= Goal =
Tell how many lines contain the word "每小题列出的四个备选项中只有一个是符合题目要求的". Reply with the number only.
+++
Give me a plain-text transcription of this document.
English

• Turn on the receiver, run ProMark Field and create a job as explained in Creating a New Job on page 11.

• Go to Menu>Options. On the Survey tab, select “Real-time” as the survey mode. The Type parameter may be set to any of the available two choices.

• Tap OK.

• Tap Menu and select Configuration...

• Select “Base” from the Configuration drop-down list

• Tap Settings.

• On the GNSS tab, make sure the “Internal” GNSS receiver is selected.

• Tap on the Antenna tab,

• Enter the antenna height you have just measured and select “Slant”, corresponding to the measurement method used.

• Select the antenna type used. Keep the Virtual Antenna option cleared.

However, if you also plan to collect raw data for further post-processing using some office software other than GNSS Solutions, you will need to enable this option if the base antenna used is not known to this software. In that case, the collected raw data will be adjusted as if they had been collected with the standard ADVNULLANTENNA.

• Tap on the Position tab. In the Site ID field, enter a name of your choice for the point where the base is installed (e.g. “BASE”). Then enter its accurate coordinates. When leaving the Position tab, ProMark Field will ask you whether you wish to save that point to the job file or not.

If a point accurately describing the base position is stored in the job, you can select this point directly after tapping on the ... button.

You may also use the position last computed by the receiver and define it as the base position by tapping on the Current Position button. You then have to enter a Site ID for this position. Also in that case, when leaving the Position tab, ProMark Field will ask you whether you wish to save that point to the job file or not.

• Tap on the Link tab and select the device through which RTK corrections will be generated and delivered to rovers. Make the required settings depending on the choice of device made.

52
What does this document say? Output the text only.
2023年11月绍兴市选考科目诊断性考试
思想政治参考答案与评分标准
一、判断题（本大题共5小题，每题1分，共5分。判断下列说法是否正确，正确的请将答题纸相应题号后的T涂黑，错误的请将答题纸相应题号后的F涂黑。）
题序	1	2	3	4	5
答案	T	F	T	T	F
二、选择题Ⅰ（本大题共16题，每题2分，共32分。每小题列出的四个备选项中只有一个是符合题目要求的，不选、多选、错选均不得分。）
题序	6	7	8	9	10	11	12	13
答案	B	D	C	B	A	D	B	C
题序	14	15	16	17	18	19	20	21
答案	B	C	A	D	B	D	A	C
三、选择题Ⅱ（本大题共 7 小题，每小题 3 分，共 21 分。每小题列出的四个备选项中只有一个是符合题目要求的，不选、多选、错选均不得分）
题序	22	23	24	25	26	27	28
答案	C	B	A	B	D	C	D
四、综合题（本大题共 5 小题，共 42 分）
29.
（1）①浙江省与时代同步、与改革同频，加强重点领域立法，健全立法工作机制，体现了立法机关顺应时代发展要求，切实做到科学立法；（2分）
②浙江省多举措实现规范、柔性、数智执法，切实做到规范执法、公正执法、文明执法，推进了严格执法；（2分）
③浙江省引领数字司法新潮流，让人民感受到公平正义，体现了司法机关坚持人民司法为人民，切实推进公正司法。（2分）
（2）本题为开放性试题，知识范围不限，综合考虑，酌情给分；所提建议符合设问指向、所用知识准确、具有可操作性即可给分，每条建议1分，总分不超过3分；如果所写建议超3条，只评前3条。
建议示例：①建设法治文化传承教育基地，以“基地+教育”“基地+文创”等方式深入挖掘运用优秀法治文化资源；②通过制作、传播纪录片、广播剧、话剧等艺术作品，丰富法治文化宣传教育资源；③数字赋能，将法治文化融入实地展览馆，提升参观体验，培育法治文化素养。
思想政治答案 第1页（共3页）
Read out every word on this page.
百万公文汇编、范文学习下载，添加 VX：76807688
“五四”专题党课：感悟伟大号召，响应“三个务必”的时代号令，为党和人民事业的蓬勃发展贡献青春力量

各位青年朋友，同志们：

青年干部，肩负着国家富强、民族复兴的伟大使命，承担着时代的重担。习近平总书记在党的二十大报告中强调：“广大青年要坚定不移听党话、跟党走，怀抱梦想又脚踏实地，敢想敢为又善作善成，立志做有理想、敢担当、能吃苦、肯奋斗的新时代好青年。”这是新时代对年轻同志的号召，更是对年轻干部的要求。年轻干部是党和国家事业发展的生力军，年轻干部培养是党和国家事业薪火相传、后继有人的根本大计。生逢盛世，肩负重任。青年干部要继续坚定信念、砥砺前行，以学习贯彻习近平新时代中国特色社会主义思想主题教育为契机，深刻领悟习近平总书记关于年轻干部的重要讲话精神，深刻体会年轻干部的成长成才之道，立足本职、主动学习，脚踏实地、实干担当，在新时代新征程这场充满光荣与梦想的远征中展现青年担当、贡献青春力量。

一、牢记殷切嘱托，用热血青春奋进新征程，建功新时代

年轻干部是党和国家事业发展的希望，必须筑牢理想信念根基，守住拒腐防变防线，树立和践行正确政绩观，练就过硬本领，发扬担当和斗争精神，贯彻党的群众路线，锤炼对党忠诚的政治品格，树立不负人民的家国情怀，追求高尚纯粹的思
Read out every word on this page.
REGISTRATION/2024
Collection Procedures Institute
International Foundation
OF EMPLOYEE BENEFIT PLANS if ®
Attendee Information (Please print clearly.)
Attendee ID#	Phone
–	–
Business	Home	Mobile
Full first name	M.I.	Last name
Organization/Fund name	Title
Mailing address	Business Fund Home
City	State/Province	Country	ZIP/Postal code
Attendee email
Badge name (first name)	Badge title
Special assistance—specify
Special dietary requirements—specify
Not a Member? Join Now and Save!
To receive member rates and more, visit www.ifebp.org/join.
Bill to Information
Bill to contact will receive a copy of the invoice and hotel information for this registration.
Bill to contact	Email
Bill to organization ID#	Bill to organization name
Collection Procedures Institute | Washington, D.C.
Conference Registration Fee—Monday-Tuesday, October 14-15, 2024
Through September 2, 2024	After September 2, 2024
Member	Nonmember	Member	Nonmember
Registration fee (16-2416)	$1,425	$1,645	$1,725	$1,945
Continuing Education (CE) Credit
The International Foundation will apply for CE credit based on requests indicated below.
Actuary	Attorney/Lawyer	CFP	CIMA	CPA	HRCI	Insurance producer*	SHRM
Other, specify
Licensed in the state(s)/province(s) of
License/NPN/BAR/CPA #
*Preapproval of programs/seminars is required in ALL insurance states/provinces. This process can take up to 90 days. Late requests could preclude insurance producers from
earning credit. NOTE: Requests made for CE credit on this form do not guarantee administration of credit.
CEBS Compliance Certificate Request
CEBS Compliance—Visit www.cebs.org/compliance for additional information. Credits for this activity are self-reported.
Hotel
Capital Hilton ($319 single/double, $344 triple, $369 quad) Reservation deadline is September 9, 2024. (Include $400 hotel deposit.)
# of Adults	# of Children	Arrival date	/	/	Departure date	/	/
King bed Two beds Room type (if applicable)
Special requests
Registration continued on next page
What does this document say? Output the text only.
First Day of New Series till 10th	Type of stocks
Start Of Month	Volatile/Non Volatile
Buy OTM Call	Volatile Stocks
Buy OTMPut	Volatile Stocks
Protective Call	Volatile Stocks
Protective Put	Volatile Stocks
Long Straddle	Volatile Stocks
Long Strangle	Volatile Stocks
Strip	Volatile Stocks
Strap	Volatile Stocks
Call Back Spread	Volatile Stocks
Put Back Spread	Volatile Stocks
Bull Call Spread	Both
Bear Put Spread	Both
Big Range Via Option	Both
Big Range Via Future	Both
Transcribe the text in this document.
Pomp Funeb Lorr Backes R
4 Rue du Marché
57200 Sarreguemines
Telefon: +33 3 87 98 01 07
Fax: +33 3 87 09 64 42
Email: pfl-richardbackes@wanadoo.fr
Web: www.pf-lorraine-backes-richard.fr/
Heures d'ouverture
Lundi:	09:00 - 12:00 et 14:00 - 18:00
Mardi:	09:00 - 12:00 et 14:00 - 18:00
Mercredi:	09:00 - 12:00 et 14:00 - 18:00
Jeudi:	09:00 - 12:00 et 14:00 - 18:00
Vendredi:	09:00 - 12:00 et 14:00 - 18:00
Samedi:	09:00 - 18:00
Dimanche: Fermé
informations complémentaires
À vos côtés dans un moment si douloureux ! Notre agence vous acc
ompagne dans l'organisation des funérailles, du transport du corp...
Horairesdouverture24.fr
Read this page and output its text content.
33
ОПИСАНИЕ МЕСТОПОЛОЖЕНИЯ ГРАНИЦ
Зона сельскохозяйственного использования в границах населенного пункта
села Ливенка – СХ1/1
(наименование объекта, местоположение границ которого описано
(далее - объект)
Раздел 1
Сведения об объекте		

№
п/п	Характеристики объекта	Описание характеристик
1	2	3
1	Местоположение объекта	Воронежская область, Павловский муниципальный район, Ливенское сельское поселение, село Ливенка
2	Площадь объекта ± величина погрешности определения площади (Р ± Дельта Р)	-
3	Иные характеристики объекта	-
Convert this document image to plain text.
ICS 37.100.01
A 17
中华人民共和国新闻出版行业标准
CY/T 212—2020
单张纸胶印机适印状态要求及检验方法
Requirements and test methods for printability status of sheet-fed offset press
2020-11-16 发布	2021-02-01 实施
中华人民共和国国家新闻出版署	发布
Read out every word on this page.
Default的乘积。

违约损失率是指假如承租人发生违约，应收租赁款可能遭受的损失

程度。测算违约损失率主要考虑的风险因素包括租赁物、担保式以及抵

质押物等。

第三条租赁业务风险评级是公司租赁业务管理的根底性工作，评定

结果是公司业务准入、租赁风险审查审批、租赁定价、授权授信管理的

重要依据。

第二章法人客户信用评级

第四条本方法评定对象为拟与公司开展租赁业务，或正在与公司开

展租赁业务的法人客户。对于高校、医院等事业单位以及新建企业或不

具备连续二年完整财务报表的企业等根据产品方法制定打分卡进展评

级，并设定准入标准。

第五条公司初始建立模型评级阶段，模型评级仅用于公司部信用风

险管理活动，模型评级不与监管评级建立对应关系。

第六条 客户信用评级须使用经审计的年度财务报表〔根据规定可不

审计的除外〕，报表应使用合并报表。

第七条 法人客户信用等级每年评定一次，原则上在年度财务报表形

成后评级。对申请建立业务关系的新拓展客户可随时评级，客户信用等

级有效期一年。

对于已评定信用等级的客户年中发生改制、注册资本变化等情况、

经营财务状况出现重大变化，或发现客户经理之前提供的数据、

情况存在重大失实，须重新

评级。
+++
= In response =
2